■ The task ■
In the piece on the Washington Consensus, which passage opens with the words containing "It can be summed" and closes with "but little else."? Retype it word for word.
--- begin Text shown ---
September 19th 2010 04:56
winston churchill
Winston Churchill: "Democracy is the best platform for economic development, except for whatever the hell it is they are doing in China at the moment.''

In 1989, America did a huge favour to the Third World by creating, and making available gratis to anyone in need of it, a blueprint for economic progress for underdeveloped nations. They called it the Washington Consensus.

It was in effect a 10-pronged economic plan laid out by by John Williamson, a US economist noted for his opposition to capital liberalisation. The blueprint was what Williamson considered should constitute a standard reform package for crisis-wracked developing countries.

It can be summed up as "stabilise, privatise and liberalise".

And there it was, primed, polished and ready to go just as the emerging super-economies-in-waiting, China, Brazil and India, were moving into a position where they would need it. What good fortune for them!

All of which led to a surprise for the Americans: China, Brazil and India ignored the Washington Consensus and went their own way, developing an economic model tailored to their own situation. In Brazil, their model became known as the Brasilia Consensus. The Chinese called theirs the Beijing Consensus. They copied the style of name, but little else.

So what was wrong with the American version that it should be so snubbed? And have the Brazilians or Chinese re-signposted the rocky path out of poverty and into the promised land of economic strength? Have the Chinese, indeed, finally answered Winston Churchill's famous lament that, "It has been said that democracy is the worst form of government except all the others that have been tried"?
--- end Text shown ---
--- begin Extracted material ---
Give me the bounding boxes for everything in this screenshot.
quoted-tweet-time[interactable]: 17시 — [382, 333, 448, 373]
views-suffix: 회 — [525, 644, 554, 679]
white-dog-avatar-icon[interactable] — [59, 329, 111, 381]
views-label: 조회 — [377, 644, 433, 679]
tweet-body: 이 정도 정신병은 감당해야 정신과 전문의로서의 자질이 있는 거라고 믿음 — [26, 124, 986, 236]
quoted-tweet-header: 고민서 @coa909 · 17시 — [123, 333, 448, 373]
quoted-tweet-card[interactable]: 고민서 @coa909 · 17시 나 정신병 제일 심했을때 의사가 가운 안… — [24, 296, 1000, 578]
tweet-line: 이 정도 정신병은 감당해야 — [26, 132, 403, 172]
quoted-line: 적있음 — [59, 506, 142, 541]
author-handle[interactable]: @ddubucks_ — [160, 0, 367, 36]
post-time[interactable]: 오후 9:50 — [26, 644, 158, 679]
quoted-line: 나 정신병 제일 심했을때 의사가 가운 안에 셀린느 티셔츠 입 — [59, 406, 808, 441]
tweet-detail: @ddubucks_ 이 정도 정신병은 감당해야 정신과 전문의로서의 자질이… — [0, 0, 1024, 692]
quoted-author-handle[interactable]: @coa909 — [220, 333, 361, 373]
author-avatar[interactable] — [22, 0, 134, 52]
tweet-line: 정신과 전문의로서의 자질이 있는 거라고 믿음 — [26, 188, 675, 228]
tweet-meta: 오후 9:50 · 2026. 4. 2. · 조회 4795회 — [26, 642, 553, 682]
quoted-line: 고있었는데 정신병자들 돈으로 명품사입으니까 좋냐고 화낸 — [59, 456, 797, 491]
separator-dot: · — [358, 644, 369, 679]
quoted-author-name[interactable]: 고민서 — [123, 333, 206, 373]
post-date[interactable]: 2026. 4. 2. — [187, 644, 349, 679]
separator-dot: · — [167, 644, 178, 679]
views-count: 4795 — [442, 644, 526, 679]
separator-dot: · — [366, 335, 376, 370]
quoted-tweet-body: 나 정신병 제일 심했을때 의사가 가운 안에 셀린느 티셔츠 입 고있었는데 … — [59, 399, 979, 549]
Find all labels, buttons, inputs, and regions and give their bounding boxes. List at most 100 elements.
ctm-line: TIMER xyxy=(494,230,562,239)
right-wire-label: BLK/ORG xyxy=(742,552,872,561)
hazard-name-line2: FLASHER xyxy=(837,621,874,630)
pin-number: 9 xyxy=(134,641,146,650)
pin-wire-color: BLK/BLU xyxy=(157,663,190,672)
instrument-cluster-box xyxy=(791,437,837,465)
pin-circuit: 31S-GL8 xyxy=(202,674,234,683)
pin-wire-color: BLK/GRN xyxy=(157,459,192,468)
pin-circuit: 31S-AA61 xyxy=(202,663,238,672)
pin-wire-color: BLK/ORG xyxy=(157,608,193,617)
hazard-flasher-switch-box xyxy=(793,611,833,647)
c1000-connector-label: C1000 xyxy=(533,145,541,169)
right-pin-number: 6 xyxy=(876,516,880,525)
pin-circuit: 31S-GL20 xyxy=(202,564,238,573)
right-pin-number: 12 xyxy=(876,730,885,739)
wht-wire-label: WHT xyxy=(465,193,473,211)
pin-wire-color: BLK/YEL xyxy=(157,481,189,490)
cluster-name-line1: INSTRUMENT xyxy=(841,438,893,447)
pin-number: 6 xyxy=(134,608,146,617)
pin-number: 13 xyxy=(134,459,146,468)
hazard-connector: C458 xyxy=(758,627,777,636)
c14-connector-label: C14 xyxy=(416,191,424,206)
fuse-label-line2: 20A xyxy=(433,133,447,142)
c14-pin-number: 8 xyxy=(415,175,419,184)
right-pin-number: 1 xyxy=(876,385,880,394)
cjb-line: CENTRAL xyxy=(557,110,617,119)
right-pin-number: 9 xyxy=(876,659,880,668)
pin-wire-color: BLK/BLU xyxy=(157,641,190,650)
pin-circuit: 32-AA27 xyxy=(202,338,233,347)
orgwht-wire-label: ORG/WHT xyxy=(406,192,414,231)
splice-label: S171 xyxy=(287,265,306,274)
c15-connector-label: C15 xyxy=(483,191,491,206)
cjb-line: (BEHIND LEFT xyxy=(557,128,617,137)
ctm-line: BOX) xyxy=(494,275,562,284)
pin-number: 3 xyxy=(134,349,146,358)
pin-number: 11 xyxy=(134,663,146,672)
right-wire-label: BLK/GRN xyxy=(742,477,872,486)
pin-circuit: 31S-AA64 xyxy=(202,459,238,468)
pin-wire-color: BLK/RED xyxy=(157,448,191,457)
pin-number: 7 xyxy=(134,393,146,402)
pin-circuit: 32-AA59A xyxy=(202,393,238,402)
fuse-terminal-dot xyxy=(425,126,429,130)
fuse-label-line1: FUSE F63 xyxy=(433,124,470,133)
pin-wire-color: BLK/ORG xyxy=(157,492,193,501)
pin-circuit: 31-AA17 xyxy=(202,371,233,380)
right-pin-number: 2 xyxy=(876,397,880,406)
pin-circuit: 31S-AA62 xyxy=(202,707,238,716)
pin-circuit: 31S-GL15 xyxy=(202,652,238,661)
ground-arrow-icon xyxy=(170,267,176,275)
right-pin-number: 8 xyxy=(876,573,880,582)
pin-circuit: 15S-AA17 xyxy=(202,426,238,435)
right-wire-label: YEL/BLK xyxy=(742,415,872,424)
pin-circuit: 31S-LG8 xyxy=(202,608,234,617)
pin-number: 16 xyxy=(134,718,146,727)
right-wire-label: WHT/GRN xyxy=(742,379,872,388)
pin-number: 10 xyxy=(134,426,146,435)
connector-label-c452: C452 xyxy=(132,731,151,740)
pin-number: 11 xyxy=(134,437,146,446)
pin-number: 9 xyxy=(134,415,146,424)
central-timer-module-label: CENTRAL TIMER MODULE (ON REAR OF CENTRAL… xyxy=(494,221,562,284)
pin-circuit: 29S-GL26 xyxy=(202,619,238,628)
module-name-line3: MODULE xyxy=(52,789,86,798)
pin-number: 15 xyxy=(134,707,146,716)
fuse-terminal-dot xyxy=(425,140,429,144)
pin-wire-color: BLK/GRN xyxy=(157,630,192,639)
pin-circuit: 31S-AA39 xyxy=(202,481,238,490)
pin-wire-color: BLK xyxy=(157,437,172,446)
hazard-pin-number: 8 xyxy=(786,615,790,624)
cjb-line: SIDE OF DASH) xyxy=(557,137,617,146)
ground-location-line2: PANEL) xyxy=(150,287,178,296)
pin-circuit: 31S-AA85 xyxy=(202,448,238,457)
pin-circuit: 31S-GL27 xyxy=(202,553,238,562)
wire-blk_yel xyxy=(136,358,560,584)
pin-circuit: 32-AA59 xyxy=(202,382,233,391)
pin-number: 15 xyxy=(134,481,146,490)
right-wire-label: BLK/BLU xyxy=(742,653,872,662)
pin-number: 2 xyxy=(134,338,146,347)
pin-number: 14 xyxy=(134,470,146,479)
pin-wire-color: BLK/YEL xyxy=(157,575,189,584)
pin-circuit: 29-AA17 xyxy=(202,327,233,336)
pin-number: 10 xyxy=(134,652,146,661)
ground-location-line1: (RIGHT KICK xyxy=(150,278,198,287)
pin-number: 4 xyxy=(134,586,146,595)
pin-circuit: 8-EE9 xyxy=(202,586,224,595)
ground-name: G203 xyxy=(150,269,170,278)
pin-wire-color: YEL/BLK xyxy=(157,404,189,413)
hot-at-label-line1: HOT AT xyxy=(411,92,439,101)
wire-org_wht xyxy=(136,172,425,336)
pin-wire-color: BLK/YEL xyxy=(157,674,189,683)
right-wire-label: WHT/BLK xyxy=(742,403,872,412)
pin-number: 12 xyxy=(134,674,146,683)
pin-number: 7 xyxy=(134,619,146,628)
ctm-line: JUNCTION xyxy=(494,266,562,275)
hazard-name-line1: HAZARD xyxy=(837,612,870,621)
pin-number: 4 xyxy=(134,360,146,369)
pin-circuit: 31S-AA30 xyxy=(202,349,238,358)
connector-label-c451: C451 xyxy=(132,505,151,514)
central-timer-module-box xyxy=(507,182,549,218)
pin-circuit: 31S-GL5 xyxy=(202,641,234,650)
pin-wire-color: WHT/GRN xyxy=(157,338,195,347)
--- end Extracted material ---
■ Final result ■
It can be summed up as "stabilise, privatise and liberalise".

And there it was, primed, polished and ready to go just as the emerging super-economies-in-waiting, China, Brazil and India, were moving into a position where they would need it. What good fortune for them!

All of which led to a surprise for the Americans: China, Brazil and India ignored the Washington Consensus and went their own way, developing an economic model tailored to their own situation. In Brazil, their model became known as the Brasilia Consensus. The Chinese called theirs the Beijing Consensus. They copied the style of name, but little else.